Short exercise: Copy each line of the records that contains the word "Любила".

[Extracted records]
======

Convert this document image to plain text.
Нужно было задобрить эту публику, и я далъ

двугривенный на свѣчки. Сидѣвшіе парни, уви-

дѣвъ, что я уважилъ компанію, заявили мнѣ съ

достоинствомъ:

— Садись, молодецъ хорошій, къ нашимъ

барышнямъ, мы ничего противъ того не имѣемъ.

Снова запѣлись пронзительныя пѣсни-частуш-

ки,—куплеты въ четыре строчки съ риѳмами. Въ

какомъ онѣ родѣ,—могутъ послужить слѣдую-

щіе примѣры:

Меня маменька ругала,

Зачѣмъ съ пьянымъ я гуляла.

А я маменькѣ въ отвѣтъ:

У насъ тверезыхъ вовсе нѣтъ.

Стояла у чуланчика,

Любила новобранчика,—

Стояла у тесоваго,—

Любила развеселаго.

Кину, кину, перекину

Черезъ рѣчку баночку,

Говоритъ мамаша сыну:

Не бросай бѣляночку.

======

Reply to the task:
Любила новобранчика,—
Любила развеселаго.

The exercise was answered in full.